_OBJECTIVE_
All the data should come back exactly as it was given.

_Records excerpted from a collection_
-=-=-
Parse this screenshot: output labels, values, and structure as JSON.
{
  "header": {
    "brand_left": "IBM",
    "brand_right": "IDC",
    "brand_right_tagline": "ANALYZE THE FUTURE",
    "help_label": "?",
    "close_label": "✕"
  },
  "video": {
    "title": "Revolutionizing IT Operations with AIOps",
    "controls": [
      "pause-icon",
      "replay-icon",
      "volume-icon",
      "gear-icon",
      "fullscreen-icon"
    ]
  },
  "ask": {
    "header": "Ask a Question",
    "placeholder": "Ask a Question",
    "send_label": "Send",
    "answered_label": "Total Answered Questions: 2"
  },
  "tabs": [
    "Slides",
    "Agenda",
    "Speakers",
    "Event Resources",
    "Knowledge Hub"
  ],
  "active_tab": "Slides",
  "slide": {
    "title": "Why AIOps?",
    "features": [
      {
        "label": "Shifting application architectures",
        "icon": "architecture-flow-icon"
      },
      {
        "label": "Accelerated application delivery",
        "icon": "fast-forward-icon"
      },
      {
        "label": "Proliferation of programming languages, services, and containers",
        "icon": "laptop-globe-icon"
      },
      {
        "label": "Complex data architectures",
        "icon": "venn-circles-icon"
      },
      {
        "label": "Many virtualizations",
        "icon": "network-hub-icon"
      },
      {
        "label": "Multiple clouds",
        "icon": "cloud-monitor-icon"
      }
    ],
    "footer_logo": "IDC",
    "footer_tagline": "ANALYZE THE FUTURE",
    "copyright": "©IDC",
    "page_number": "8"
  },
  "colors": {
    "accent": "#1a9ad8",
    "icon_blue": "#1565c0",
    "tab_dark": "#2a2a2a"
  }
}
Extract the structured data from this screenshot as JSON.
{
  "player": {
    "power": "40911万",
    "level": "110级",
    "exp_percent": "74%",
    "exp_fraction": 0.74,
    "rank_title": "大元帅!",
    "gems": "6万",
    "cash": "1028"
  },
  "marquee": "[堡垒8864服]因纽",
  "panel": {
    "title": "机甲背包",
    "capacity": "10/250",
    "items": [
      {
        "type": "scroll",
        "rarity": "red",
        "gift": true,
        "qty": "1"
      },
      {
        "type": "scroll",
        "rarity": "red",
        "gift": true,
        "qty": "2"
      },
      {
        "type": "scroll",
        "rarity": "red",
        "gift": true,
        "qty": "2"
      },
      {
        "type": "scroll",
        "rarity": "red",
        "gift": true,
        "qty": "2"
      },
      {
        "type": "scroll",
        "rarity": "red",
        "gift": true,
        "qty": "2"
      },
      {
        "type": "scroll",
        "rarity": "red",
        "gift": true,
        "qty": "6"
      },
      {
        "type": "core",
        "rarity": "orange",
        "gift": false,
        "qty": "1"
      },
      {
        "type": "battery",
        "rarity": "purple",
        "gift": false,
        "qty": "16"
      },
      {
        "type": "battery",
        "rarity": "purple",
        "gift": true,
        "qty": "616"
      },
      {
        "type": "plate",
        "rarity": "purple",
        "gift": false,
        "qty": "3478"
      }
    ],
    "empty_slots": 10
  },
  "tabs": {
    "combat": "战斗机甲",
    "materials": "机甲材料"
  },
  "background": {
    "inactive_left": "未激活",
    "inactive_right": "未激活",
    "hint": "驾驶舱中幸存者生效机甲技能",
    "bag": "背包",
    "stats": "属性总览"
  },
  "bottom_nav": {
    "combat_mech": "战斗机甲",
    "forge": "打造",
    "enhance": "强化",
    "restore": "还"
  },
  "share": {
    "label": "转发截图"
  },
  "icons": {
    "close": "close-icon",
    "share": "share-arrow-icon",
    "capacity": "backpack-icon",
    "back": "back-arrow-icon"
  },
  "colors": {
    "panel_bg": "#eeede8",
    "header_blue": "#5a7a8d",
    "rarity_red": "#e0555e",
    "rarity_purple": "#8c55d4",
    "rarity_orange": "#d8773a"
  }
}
-=-=-
_SOLUTION TO THIS PROBLEM_
Parse this screenshot: output labels, values, and structure as JSON.
{
  "header": {
    "brand_left": "IBM",
    "brand_right": "IDC",
    "brand_right_tagline": "ANALYZE THE FUTURE",
    "help_label": "?",
    "close_label": "✕"
  },
  "video": {
    "title": "Revolutionizing IT Operations with AIOps",
    "controls": [
      "pause-icon",
      "replay-icon",
      "volume-icon",
      "gear-icon",
      "fullscreen-icon"
    ]
  },
  "ask": {
    "header": "Ask a Question",
    "placeholder": "Ask a Question",
    "send_label": "Send",
    "answered_label": "Total Answered Questions: 2"
  },
  "tabs": [
    "Slides",
    "Agenda",
    "Speakers",
    "Event Resources",
    "Knowledge Hub"
  ],
  "active_tab": "Slides",
  "slide": {
    "title": "Why AIOps?",
    "features": [
      {
        "label": "Shifting application architectures",
        "icon": "architecture-flow-icon"
      },
      {
        "label": "Accelerated application delivery",
        "icon": "fast-forward-icon"
      },
      {
        "label": "Proliferation of programming languages, services, and containers",
        "icon": "laptop-globe-icon"
      },
      {
        "label": "Complex data architectures",
        "icon": "venn-circles-icon"
      },
      {
        "label": "Many virtualizations",
        "icon": "network-hub-icon"
      },
      {
        "label": "Multiple clouds",
        "icon": "cloud-monitor-icon"
      }
    ],
    "footer_logo": "IDC",
    "footer_tagline": "ANALYZE THE FUTURE",
    "copyright": "©IDC",
    "page_number": "8"
  },
  "colors": {
    "accent": "#1a9ad8",
    "icon_blue": "#1565c0",
    "tab_dark": "#2a2a2a"
  }
}
Extract the structured data from this screenshot as JSON.
{
  "player": {
    "power": "40911万",
    "level": "110级",
    "exp_percent": "74%",
    "exp_fraction": 0.74,
    "rank_title": "大元帅!",
    "gems": "6万",
    "cash": "1028"
  },
  "marquee": "[堡垒8864服]因纽",
  "panel": {
    "title": "机甲背包",
    "capacity": "10/250",
    "items": [
      {
        "type": "scroll",
        "rarity": "red",
        "gift": true,
        "qty": "1"
      },
      {
        "type": "scroll",
        "rarity": "red",
        "gift": true,
        "qty": "2"
      },
      {
        "type": "scroll",
        "rarity": "red",
        "gift": true,
        "qty": "2"
      },
      {
        "type": "scroll",
        "rarity": "red",
        "gift": true,
        "qty": "2"
      },
      {
        "type": "scroll",
        "rarity": "red",
        "gift": true,
        "qty": "2"
      },
      {
        "type": "scroll",
        "rarity": "red",
        "gift": true,
        "qty": "6"
      },
      {
        "type": "core",
        "rarity": "orange",
        "gift": false,
        "qty": "1"
      },
      {
        "type": "battery",
        "rarity": "purple",
        "gift": false,
        "qty": "16"
      },
      {
        "type": "battery",
        "rarity": "purple",
        "gift": true,
        "qty": "616"
      },
      {
        "type": "plate",
        "rarity": "purple",
        "gift": false,
        "qty": "3478"
      }
    ],
    "empty_slots": 10
  },
  "tabs": {
    "combat": "战斗机甲",
    "materials": "机甲材料"
  },
  "background": {
    "inactive_left": "未激活",
    "inactive_right": "未激活",
    "hint": "驾驶舱中幸存者生效机甲技能",
    "bag": "背包",
    "stats": "属性总览"
  },
  "bottom_nav": {
    "combat_mech": "战斗机甲",
    "forge": "打造",
    "enhance": "强化",
    "restore": "还"
  },
  "share": {
    "label": "转发截图"
  },
  "icons": {
    "close": "close-icon",
    "share": "share-arrow-icon",
    "capacity": "backpack-icon",
    "back": "back-arrow-icon"
  },
  "colors": {
    "panel_bg": "#eeede8",
    "header_blue": "#5a7a8d",
    "rarity_red": "#e0555e",
    "rarity_purple": "#8c55d4",
    "rarity_orange": "#d8773a"
  }
}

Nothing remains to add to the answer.